Within the listing below, locate all lines containing the word "structured". Copy each one.

───

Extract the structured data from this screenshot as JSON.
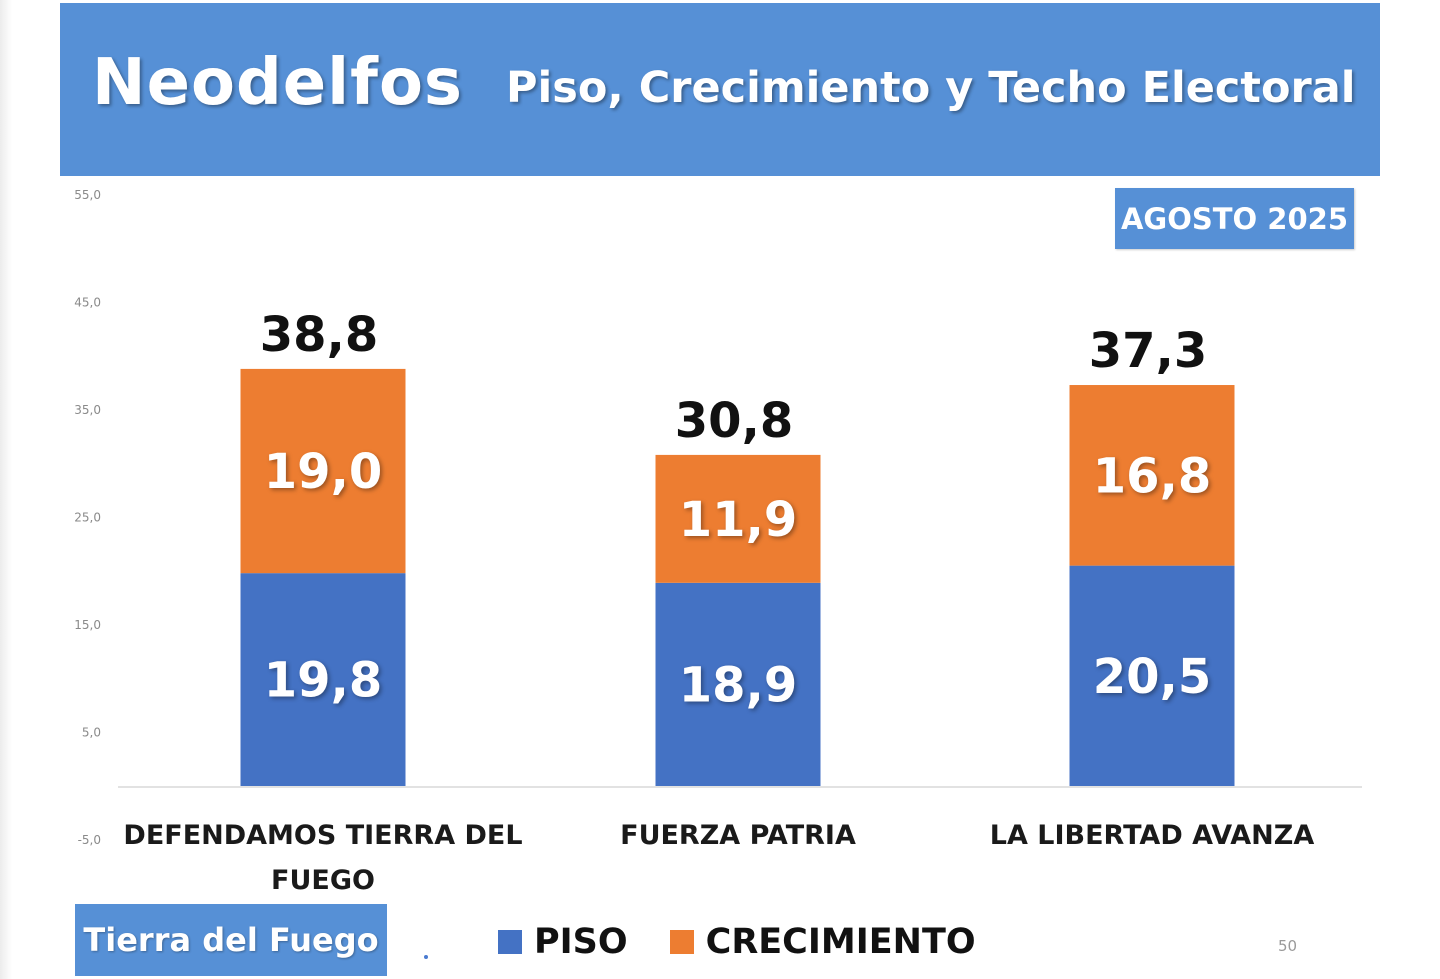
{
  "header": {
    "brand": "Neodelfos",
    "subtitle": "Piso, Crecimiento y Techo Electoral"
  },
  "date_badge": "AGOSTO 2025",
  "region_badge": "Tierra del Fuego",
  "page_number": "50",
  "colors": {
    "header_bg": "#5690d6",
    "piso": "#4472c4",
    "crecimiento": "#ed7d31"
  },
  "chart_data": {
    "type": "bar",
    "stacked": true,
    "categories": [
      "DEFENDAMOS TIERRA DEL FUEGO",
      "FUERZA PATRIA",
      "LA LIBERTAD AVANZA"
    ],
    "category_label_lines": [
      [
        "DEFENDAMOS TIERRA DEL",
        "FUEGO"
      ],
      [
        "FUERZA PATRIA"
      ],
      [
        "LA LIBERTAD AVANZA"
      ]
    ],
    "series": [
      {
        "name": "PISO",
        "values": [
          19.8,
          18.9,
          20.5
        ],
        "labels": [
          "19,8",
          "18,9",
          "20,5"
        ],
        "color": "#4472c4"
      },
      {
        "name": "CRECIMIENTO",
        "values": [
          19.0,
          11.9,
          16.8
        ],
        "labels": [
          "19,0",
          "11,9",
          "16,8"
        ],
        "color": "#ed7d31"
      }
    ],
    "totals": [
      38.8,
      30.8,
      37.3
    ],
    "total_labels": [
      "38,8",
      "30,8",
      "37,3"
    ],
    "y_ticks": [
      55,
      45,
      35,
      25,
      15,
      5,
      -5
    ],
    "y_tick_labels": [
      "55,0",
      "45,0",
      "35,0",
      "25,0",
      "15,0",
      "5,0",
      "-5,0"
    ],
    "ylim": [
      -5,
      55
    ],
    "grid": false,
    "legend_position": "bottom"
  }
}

───

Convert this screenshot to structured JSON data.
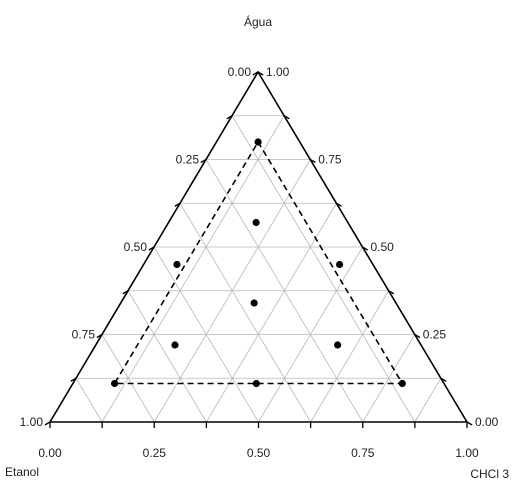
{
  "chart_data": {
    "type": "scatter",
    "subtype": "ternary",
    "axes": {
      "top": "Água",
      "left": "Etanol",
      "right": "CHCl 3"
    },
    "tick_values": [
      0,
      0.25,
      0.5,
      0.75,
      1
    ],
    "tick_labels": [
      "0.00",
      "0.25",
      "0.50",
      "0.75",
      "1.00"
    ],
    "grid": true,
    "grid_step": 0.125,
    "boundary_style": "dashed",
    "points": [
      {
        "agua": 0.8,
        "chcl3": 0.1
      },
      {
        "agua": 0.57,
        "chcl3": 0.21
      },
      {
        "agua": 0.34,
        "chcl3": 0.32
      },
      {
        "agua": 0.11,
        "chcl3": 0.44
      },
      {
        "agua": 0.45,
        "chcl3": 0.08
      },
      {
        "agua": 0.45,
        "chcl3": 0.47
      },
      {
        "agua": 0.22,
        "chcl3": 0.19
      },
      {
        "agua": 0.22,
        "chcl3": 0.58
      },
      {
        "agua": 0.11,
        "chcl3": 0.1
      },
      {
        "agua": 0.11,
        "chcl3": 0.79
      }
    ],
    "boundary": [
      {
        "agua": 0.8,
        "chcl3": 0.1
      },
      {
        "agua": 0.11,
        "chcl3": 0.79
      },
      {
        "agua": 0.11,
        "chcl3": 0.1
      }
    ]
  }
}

───

Worked solution →
Extract the structured data from this screenshot as JSON.
Convert this screenshot to structured JSON data.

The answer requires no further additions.